What needs to be done:
Print the entire listing. Each line must match the original exactly.

[Records excerpted from a collection]
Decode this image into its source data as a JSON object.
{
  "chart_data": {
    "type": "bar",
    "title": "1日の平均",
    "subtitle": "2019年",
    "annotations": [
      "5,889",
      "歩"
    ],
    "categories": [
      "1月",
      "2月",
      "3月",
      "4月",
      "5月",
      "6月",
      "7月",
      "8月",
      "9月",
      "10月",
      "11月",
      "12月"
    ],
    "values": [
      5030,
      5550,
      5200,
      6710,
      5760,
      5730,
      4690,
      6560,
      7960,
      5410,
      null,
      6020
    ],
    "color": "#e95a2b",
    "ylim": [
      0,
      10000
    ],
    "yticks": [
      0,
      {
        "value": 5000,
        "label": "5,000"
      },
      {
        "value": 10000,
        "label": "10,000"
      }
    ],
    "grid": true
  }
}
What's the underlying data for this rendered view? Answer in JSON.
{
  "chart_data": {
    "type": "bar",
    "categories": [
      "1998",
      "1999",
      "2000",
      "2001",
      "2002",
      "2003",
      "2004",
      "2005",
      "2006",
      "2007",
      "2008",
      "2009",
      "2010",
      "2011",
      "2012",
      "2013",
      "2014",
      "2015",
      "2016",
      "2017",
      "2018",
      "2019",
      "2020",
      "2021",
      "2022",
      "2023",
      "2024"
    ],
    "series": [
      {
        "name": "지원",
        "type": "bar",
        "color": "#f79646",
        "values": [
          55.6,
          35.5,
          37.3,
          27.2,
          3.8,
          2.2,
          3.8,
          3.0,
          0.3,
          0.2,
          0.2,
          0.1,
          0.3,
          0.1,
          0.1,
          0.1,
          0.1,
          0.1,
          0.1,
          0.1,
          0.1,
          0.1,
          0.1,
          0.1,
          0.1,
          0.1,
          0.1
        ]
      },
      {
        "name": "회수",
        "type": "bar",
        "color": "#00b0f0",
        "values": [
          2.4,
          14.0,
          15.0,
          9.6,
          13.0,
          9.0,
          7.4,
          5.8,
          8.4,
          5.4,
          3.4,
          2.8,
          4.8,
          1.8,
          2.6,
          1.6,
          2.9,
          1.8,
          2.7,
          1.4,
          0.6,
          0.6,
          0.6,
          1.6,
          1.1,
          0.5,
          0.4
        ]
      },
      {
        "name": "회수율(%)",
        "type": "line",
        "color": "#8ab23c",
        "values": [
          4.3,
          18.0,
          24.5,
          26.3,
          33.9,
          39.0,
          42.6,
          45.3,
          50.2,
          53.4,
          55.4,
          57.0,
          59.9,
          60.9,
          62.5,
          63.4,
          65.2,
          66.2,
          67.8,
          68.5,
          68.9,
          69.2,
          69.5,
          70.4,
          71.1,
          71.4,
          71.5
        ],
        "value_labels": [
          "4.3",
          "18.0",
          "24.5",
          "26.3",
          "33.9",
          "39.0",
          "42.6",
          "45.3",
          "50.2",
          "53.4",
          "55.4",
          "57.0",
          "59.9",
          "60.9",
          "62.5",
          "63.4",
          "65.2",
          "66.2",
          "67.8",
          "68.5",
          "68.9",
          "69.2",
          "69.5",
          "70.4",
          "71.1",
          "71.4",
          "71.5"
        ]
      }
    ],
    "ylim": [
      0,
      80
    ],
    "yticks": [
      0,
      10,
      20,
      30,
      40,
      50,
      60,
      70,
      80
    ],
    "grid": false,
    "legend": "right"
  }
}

Exercise output:
Decode this image into its source data as a JSON object.
{
  "chart_data": {
    "type": "bar",
    "title": "1日の平均",
    "subtitle": "2019年",
    "annotations": [
      "5,889",
      "歩"
    ],
    "categories": [
      "1月",
      "2月",
      "3月",
      "4月",
      "5月",
      "6月",
      "7月",
      "8月",
      "9月",
      "10月",
      "11月",
      "12月"
    ],
    "values": [
      5030,
      5550,
      5200,
      6710,
      5760,
      5730,
      4690,
      6560,
      7960,
      5410,
      null,
      6020
    ],
    "color": "#e95a2b",
    "ylim": [
      0,
      10000
    ],
    "yticks": [
      0,
      {
        "value": 5000,
        "label": "5,000"
      },
      {
        "value": 10000,
        "label": "10,000"
      }
    ],
    "grid": true
  }
}
What's the underlying data for this rendered view? Answer in JSON.
{
  "chart_data": {
    "type": "bar",
    "categories": [
      "1998",
      "1999",
      "2000",
      "2001",
      "2002",
      "2003",
      "2004",
      "2005",
      "2006",
      "2007",
      "2008",
      "2009",
      "2010",
      "2011",
      "2012",
      "2013",
      "2014",
      "2015",
      "2016",
      "2017",
      "2018",
      "2019",
      "2020",
      "2021",
      "2022",
      "2023",
      "2024"
    ],
    "series": [
      {
        "name": "지원",
        "type": "bar",
        "color": "#f79646",
        "values": [
          55.6,
          35.5,
          37.3,
          27.2,
          3.8,
          2.2,
          3.8,
          3.0,
          0.3,
          0.2,
          0.2,
          0.1,
          0.3,
          0.1,
          0.1,
          0.1,
          0.1,
          0.1,
          0.1,
          0.1,
          0.1,
          0.1,
          0.1,
          0.1,
          0.1,
          0.1,
          0.1
        ]
      },
      {
        "name": "회수",
        "type": "bar",
        "color": "#00b0f0",
        "values": [
          2.4,
          14.0,
          15.0,
          9.6,
          13.0,
          9.0,
          7.4,
          5.8,
          8.4,
          5.4,
          3.4,
          2.8,
          4.8,
          1.8,
          2.6,
          1.6,
          2.9,
          1.8,
          2.7,
          1.4,
          0.6,
          0.6,
          0.6,
          1.6,
          1.1,
          0.5,
          0.4
        ]
      },
      {
        "name": "회수율(%)",
        "type": "line",
        "color": "#8ab23c",
        "values": [
          4.3,
          18.0,
          24.5,
          26.3,
          33.9,
          39.0,
          42.6,
          45.3,
          50.2,
          53.4,
          55.4,
          57.0,
          59.9,
          60.9,
          62.5,
          63.4,
          65.2,
          66.2,
          67.8,
          68.5,
          68.9,
          69.2,
          69.5,
          70.4,
          71.1,
          71.4,
          71.5
        ],
        "value_labels": [
          "4.3",
          "18.0",
          "24.5",
          "26.3",
          "33.9",
          "39.0",
          "42.6",
          "45.3",
          "50.2",
          "53.4",
          "55.4",
          "57.0",
          "59.9",
          "60.9",
          "62.5",
          "63.4",
          "65.2",
          "66.2",
          "67.8",
          "68.5",
          "68.9",
          "69.2",
          "69.5",
          "70.4",
          "71.1",
          "71.4",
          "71.5"
        ]
      }
    ],
    "ylim": [
      0,
      80
    ],
    "yticks": [
      0,
      10,
      20,
      30,
      40,
      50,
      60,
      70,
      80
    ],
    "grid": false,
    "legend": "right"
  }
}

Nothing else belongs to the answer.